** JOBS **
1 – In the passage on Novack and empiricism, repeat the text from "The fact that Novack" up to and including "with that fetishism.".
2 – Do these statements agree with the passage on Novack and empiricism? For each, answer yes or no and quote the words that decide it. (a) Kepler was a platonist. (b) Bacon made a fundamental contribution to the scientific developments of the period. (c) Copernicus was closer to empiricism than to pythagorean philosophy.

To take an example: Capital in its treatment of ‘value and price’ builds on a distinction between appearance and reality On the surface of capitalist society individuals confront ‘prices’ in the sphere of distribution. The real laws of motion however are only adequately revealed in the scientific grasp of the process of production and reproduction of ‘values’. The observable (appearance) can only be grasped in terms of an unobservable (reality). Now Novack informs us (p.8) that ‘the original empirical school owed a large measure of its effectiveness to its recognition of the truth that all knowledge depends on sense experience of the external world’. This is a remarkably unqualified statement from an erstwhile critic of empiricism. The logic of such a statement is either that there is no underlying ‘reality’ behind the ‘appearance’ or that any such reality is of merely hypothetical or heuristic status. The consequence is that Marx must be viewed not as the most fundamental analyst of capitalist ‘reality’ but as a useful model builder at best, or a speculative metaphysician at worst.

The fact that Novack is aware of the method of Capital does not invalidate this point. He simply grafts a marxist orthodoxy on an incompatible empiricist philosophy.

An empiricist attempt to reduce historical and social reality to the level of surface appearances is not . simply a problem in method. It also neglects the problem of ‘mystification’. Marx and, for that matter, Freud understood the way in which the empirical level not only failed to reflect underlying reality, but was also thoroughly complicant in obscuring that reality. The fact that under capitalism ‘real’ relations between men ‘appear’ as relations between things (commodity fetishism) involves the naive empiricist who ‘reports innocently’ on these ‘appearances’ in a collaboration with that fetishism.

Novack’s capitulation to empiricist philosophy becomes explicit at a number of other points. Empiricists have been long engaged in popularising a view as to the nature of the 17th century scientific revolution according to which the development of modern science was more or less the product of a turn to empiricism. From the beginning of this century historical material has increasingly called into question the tenability of this view. Men like the historian and scientist P. Duhem at the turn of the century and A. Koyre in more recent years, have painted a very different picture. Copernicus was a catholic priest and closer to pythagorean philosophy than to empiricism. Kepler was a platonist, while Newton’s great synthesis was at a fundamental level in debt to English neo-platonism. Men like Bacon, self-conscious precursors of empiricism, failed to make any fundamental contribution to the scientific developments of the period.

Element location data:
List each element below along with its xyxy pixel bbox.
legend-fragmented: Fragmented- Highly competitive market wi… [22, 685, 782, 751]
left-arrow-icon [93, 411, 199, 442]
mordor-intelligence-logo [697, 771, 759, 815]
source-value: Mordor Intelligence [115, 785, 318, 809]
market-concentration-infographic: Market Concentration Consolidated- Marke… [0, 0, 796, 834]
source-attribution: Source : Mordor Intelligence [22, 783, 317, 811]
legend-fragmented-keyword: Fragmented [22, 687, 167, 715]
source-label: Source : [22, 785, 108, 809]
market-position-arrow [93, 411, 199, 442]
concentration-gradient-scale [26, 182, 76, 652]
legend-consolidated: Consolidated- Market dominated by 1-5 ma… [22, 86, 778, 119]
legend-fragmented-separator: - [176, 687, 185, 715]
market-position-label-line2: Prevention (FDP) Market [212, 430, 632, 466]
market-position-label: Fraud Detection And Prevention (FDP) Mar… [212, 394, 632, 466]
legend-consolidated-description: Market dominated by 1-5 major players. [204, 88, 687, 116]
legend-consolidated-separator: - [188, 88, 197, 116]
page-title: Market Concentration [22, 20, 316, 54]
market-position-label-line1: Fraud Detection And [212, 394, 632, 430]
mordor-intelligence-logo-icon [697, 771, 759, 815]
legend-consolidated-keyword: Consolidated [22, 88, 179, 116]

** EXPECTED OUTPUTS **
1 –
The fact that Novack is aware of the method of Capital does not invalidate this point. He simply grafts a marxist orthodoxy on an incompatible empiricist philosophy.

An empiricist attempt to reduce historical and social reality to the level of surface appearances is not . simply a problem in method. It also neglects the problem of ‘mystification’. Marx and, for that matter, Freud understood the way in which the empirical level not only failed to reflect underlying reality, but was also thoroughly complicant in obscuring that reality. The fact that under capitalism ‘real’ relations between men ‘appear’ as relations between things (commodity fetishism) involves the naive empiricist who ‘reports innocently’ on these ‘appearances’ in a collaboration with that fetishism.

2 –
(a) Yes: "Kepler was a platonist"
(b) No: "Men like Bacon, self-conscious precursors of empiricism, failed to make any fundamental contribution to the scientific developments of the period."
(c) No: "Copernicus was a catholic priest and closer to pythagorean philosophy than to empiricism."